**What needs to be done**
Find each line holding the word "VOLTAGE" and give the total alone.

**Task data**
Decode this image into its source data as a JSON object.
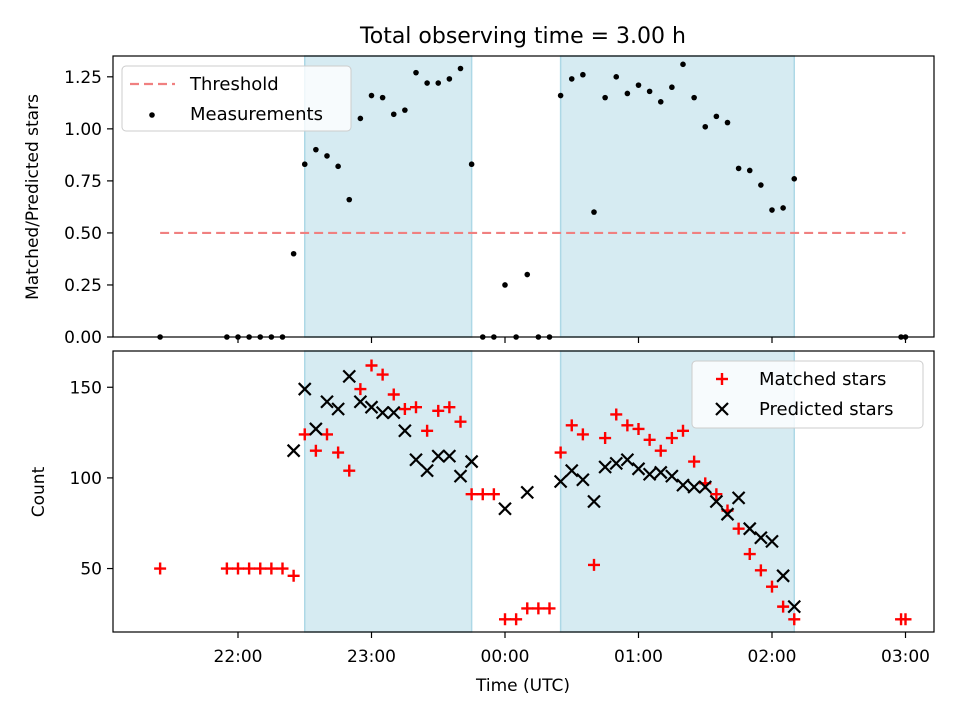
{
  "title": "Total observing time = 3.00 h",
  "xlabel": "Time (UTC)",
  "x_tick_labels": [
    "22:00",
    "23:00",
    "00:00",
    "01:00",
    "02:00",
    "03:00"
  ],
  "shaded_intervals": [
    [
      "22:30",
      "23:45"
    ],
    [
      "00:25",
      "02:10"
    ]
  ],
  "colors": {
    "shade": "#add8e6",
    "threshold": "#f08080",
    "measurements": "#000000",
    "matched": "#ff0000",
    "predicted": "#000000"
  },
  "chart_data": [
    {
      "type": "scatter",
      "panel": "top",
      "ylabel": "Matched/Predicted stars",
      "ylim": [
        0,
        1.35
      ],
      "y_ticks": [
        "0.00",
        "0.25",
        "0.50",
        "0.75",
        "1.00",
        "1.25"
      ],
      "legend": {
        "placement": "top-left",
        "entries": [
          "Threshold",
          "Measurements"
        ]
      },
      "threshold": {
        "name": "Threshold",
        "y": 0.5,
        "x_start": "21:25",
        "x_end": "03:00"
      },
      "series": [
        {
          "name": "Measurements",
          "points": [
            [
              "21:25",
              0.0
            ],
            [
              "21:55",
              0.0
            ],
            [
              "22:00",
              0.0
            ],
            [
              "22:05",
              0.0
            ],
            [
              "22:10",
              0.0
            ],
            [
              "22:15",
              0.0
            ],
            [
              "22:20",
              0.0
            ],
            [
              "22:25",
              0.4
            ],
            [
              "22:30",
              0.83
            ],
            [
              "22:35",
              0.9
            ],
            [
              "22:40",
              0.87
            ],
            [
              "22:45",
              0.82
            ],
            [
              "22:50",
              0.66
            ],
            [
              "22:55",
              1.05
            ],
            [
              "23:00",
              1.16
            ],
            [
              "23:05",
              1.15
            ],
            [
              "23:10",
              1.07
            ],
            [
              "23:15",
              1.09
            ],
            [
              "23:20",
              1.27
            ],
            [
              "23:25",
              1.22
            ],
            [
              "23:30",
              1.22
            ],
            [
              "23:35",
              1.24
            ],
            [
              "23:40",
              1.29
            ],
            [
              "23:45",
              0.83
            ],
            [
              "23:50",
              0.0
            ],
            [
              "23:55",
              0.0
            ],
            [
              "00:00",
              0.25
            ],
            [
              "00:05",
              0.0
            ],
            [
              "00:10",
              0.3
            ],
            [
              "00:15",
              0.0
            ],
            [
              "00:20",
              0.0
            ],
            [
              "00:25",
              1.16
            ],
            [
              "00:30",
              1.24
            ],
            [
              "00:35",
              1.26
            ],
            [
              "00:40",
              0.6
            ],
            [
              "00:45",
              1.15
            ],
            [
              "00:50",
              1.25
            ],
            [
              "00:55",
              1.17
            ],
            [
              "01:00",
              1.21
            ],
            [
              "01:05",
              1.18
            ],
            [
              "01:10",
              1.13
            ],
            [
              "01:15",
              1.2
            ],
            [
              "01:20",
              1.31
            ],
            [
              "01:25",
              1.15
            ],
            [
              "01:30",
              1.01
            ],
            [
              "01:35",
              1.06
            ],
            [
              "01:40",
              1.03
            ],
            [
              "01:45",
              0.81
            ],
            [
              "01:50",
              0.8
            ],
            [
              "01:55",
              0.73
            ],
            [
              "02:00",
              0.61
            ],
            [
              "02:05",
              0.62
            ],
            [
              "02:10",
              0.76
            ],
            [
              "02:58",
              0.0
            ],
            [
              "03:00",
              0.0
            ]
          ]
        }
      ]
    },
    {
      "type": "scatter",
      "panel": "bottom",
      "ylabel": "Count",
      "ylim": [
        15,
        170
      ],
      "y_ticks": [
        "50",
        "100",
        "150"
      ],
      "legend": {
        "placement": "top-right",
        "entries": [
          "Matched stars",
          "Predicted stars"
        ]
      },
      "series": [
        {
          "name": "Matched stars",
          "marker": "+",
          "points": [
            [
              "21:25",
              50
            ],
            [
              "21:55",
              50
            ],
            [
              "22:00",
              50
            ],
            [
              "22:05",
              50
            ],
            [
              "22:10",
              50
            ],
            [
              "22:15",
              50
            ],
            [
              "22:20",
              50
            ],
            [
              "22:25",
              46
            ],
            [
              "22:30",
              124
            ],
            [
              "22:35",
              115
            ],
            [
              "22:40",
              124
            ],
            [
              "22:45",
              114
            ],
            [
              "22:50",
              104
            ],
            [
              "22:55",
              149
            ],
            [
              "23:00",
              162
            ],
            [
              "23:05",
              157
            ],
            [
              "23:10",
              146
            ],
            [
              "23:15",
              138
            ],
            [
              "23:20",
              139
            ],
            [
              "23:25",
              126
            ],
            [
              "23:30",
              137
            ],
            [
              "23:35",
              139
            ],
            [
              "23:40",
              131
            ],
            [
              "23:45",
              91
            ],
            [
              "23:50",
              91
            ],
            [
              "23:55",
              91
            ],
            [
              "00:00",
              22
            ],
            [
              "00:05",
              22
            ],
            [
              "00:10",
              28
            ],
            [
              "00:15",
              28
            ],
            [
              "00:20",
              28
            ],
            [
              "00:25",
              114
            ],
            [
              "00:30",
              129
            ],
            [
              "00:35",
              124
            ],
            [
              "00:40",
              52
            ],
            [
              "00:45",
              122
            ],
            [
              "00:50",
              135
            ],
            [
              "00:55",
              129
            ],
            [
              "01:00",
              127
            ],
            [
              "01:05",
              121
            ],
            [
              "01:10",
              115
            ],
            [
              "01:15",
              122
            ],
            [
              "01:20",
              126
            ],
            [
              "01:25",
              109
            ],
            [
              "01:30",
              97
            ],
            [
              "01:35",
              91
            ],
            [
              "01:40",
              82
            ],
            [
              "01:45",
              72
            ],
            [
              "01:50",
              58
            ],
            [
              "01:55",
              49
            ],
            [
              "02:00",
              40
            ],
            [
              "02:05",
              29
            ],
            [
              "02:10",
              22
            ],
            [
              "02:58",
              22
            ],
            [
              "03:00",
              22
            ]
          ]
        },
        {
          "name": "Predicted stars",
          "marker": "x",
          "points": [
            [
              "22:25",
              115
            ],
            [
              "22:30",
              149
            ],
            [
              "22:35",
              127
            ],
            [
              "22:40",
              142
            ],
            [
              "22:45",
              138
            ],
            [
              "22:50",
              156
            ],
            [
              "22:55",
              142
            ],
            [
              "23:00",
              139
            ],
            [
              "23:05",
              136
            ],
            [
              "23:10",
              136
            ],
            [
              "23:15",
              126
            ],
            [
              "23:20",
              110
            ],
            [
              "23:25",
              104
            ],
            [
              "23:30",
              112
            ],
            [
              "23:35",
              112
            ],
            [
              "23:40",
              101
            ],
            [
              "23:45",
              109
            ],
            [
              "00:00",
              83
            ],
            [
              "00:10",
              92
            ],
            [
              "00:25",
              98
            ],
            [
              "00:30",
              104
            ],
            [
              "00:35",
              99
            ],
            [
              "00:40",
              87
            ],
            [
              "00:45",
              106
            ],
            [
              "00:50",
              108
            ],
            [
              "00:55",
              110
            ],
            [
              "01:00",
              105
            ],
            [
              "01:05",
              102
            ],
            [
              "01:10",
              103
            ],
            [
              "01:15",
              101
            ],
            [
              "01:20",
              96
            ],
            [
              "01:25",
              95
            ],
            [
              "01:30",
              95
            ],
            [
              "01:35",
              87
            ],
            [
              "01:40",
              80
            ],
            [
              "01:45",
              89
            ],
            [
              "01:50",
              72
            ],
            [
              "01:55",
              67
            ],
            [
              "02:00",
              65
            ],
            [
              "02:05",
              46
            ],
            [
              "02:10",
              29
            ]
          ]
        }
      ]
    }
  ]
}
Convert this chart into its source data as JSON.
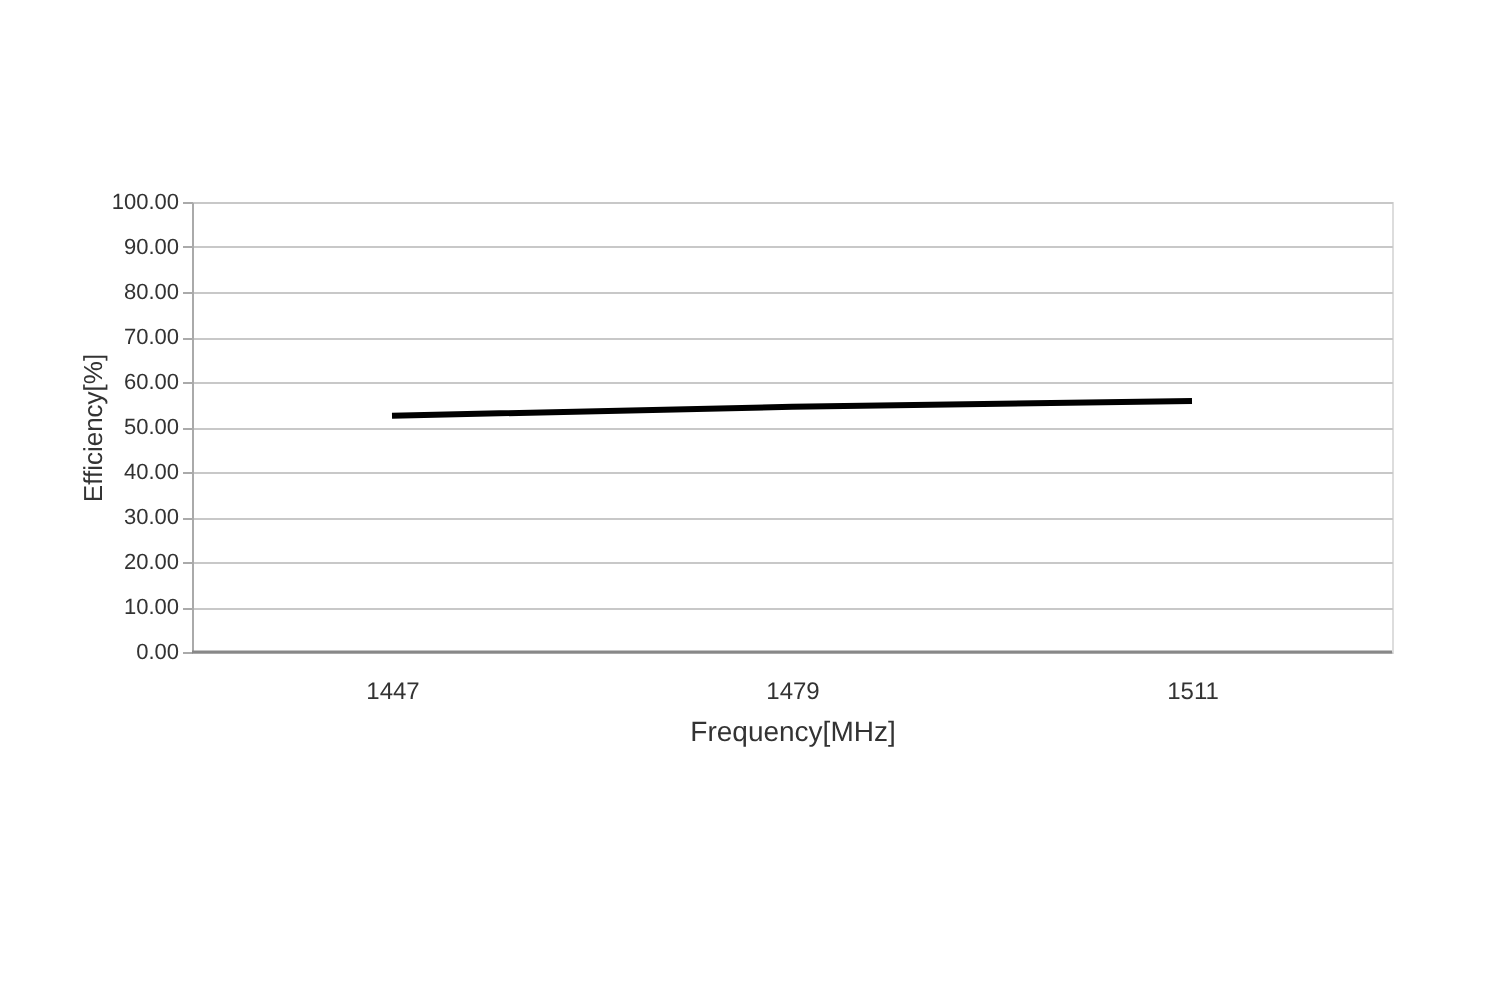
{
  "chart_data": {
    "type": "line",
    "xlabel": "Frequency[MHz]",
    "ylabel": "Efficiency[%]",
    "categories": [
      "1447",
      "1479",
      "1511"
    ],
    "series": [
      {
        "color": "#000000",
        "values": [
          52.5,
          54.5,
          55.8
        ]
      }
    ],
    "ylim": [
      0,
      100
    ],
    "yticks": [
      {
        "value": 0,
        "label": "0.00"
      },
      {
        "value": 10,
        "label": "10.00"
      },
      {
        "value": 20,
        "label": "20.00"
      },
      {
        "value": 30,
        "label": "30.00"
      },
      {
        "value": 40,
        "label": "40.00"
      },
      {
        "value": 50,
        "label": "50.00"
      },
      {
        "value": 60,
        "label": "60.00"
      },
      {
        "value": 70,
        "label": "70.00"
      },
      {
        "value": 80,
        "label": "80.00"
      },
      {
        "value": 90,
        "label": "90.00"
      },
      {
        "value": 100,
        "label": "100.00"
      }
    ],
    "grid": "y",
    "legend": false,
    "marker": "none",
    "line_style": "solid"
  }
}
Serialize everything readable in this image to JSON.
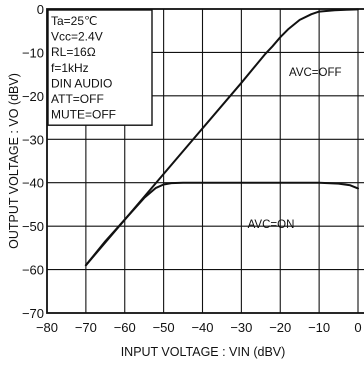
{
  "chart_data": {
    "type": "line",
    "xlabel": "INPUT VOLTAGE : VIN (dBV)",
    "ylabel": "OUTPUT VOLTAGE : VO (dBV)",
    "xlim": [
      -80,
      0
    ],
    "ylim": [
      -70,
      0
    ],
    "x_ticks": [
      -80,
      -70,
      -60,
      -50,
      -40,
      -30,
      -20,
      -10,
      0
    ],
    "x_tick_labels": [
      "−80",
      "−70",
      "−60",
      "−50",
      "−40",
      "−30",
      "−20",
      "−10",
      "0"
    ],
    "y_ticks": [
      0,
      -10,
      -20,
      -30,
      -40,
      -50,
      -60,
      -70
    ],
    "y_tick_labels": [
      "0",
      "−10",
      "−20",
      "−30",
      "−40",
      "−50",
      "−60",
      "−70"
    ],
    "grid": true,
    "conditions": [
      "Ta=25℃",
      "Vcc=2.4V",
      "RL=16Ω",
      "f=1kHz",
      "DIN AUDIO",
      "ATT=OFF",
      "MUTE=OFF"
    ],
    "series": [
      {
        "name": "AVC=OFF",
        "x": [
          -70,
          -60,
          -50,
          -40,
          -30,
          -24,
          -22,
          -20,
          -18,
          -15,
          -12,
          -10,
          -6,
          -3,
          0
        ],
        "y": [
          -59,
          -48.5,
          -38,
          -27.5,
          -17,
          -10.5,
          -8.6,
          -6.5,
          -4.7,
          -2.5,
          -1.2,
          -0.6,
          -0.3,
          -0.15,
          -0.1
        ]
      },
      {
        "name": "AVC=ON",
        "x": [
          -70,
          -65,
          -60,
          -55,
          -52,
          -50,
          -48,
          -45,
          -40,
          -30,
          -20,
          -10,
          -5,
          -2,
          0
        ],
        "y": [
          -59,
          -53.5,
          -48.5,
          -43.5,
          -41.2,
          -40.4,
          -40.1,
          -40,
          -40,
          -40,
          -40,
          -40,
          -40.2,
          -40.6,
          -41.3
        ]
      }
    ],
    "annotations": [
      "AVC=OFF",
      "AVC=ON"
    ]
  }
}
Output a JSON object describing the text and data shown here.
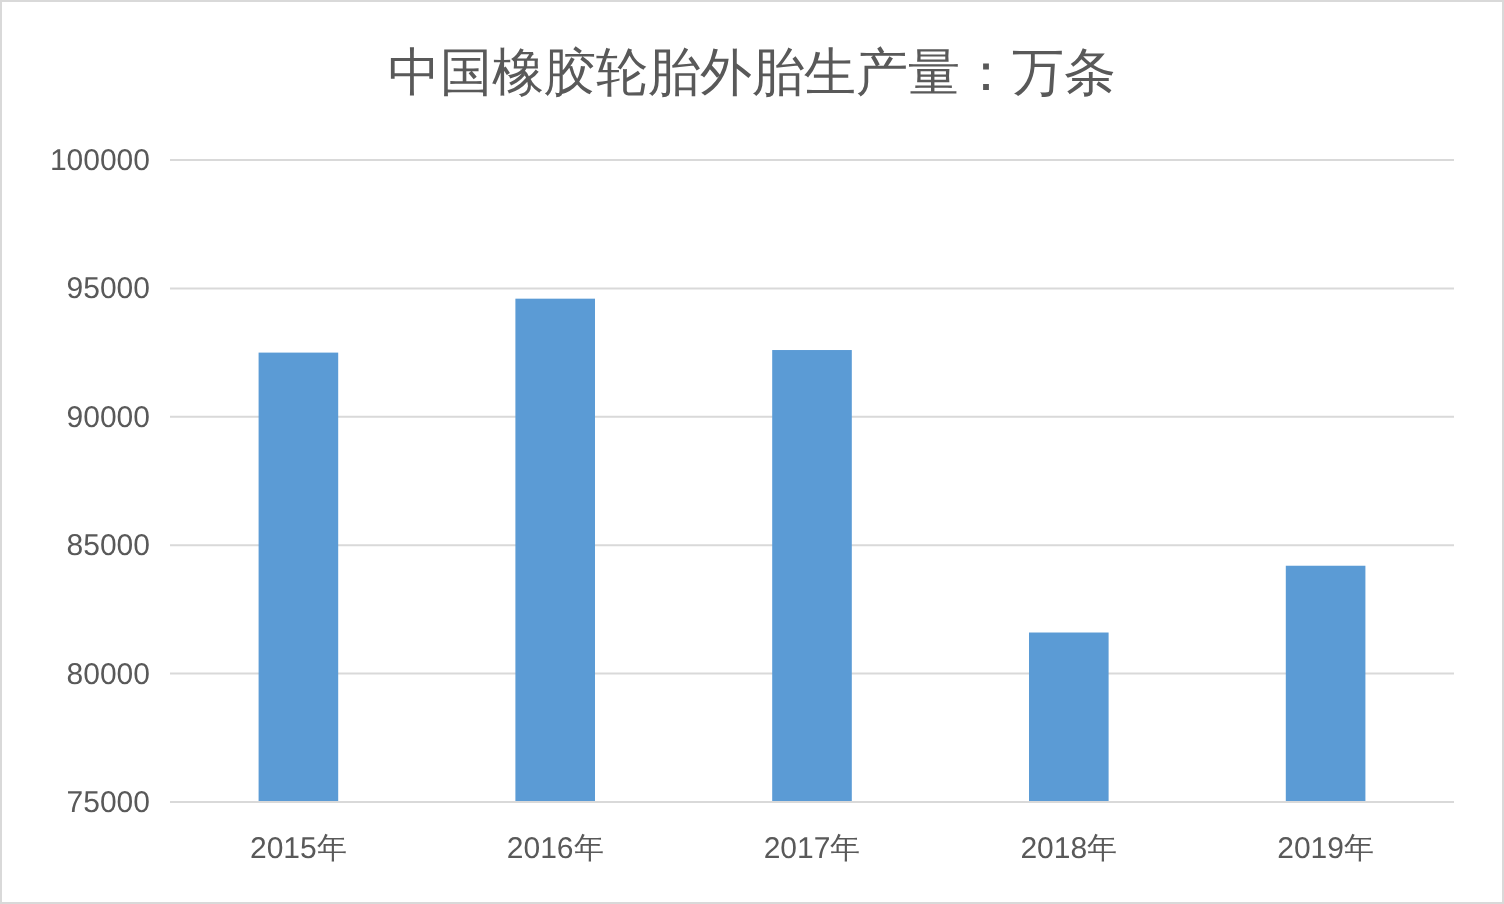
{
  "chart_data": {
    "type": "bar",
    "title": "中国橡胶轮胎外胎生产量：万条",
    "categories": [
      "2015年",
      "2016年",
      "2017年",
      "2018年",
      "2019年"
    ],
    "values": [
      92500,
      94600,
      92600,
      81600,
      84200
    ],
    "color": "#5b9bd5",
    "ylim": [
      75000,
      100000
    ],
    "yticks": [
      75000,
      80000,
      85000,
      90000,
      95000,
      100000
    ],
    "grid": "y"
  }
}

**Full solution**
2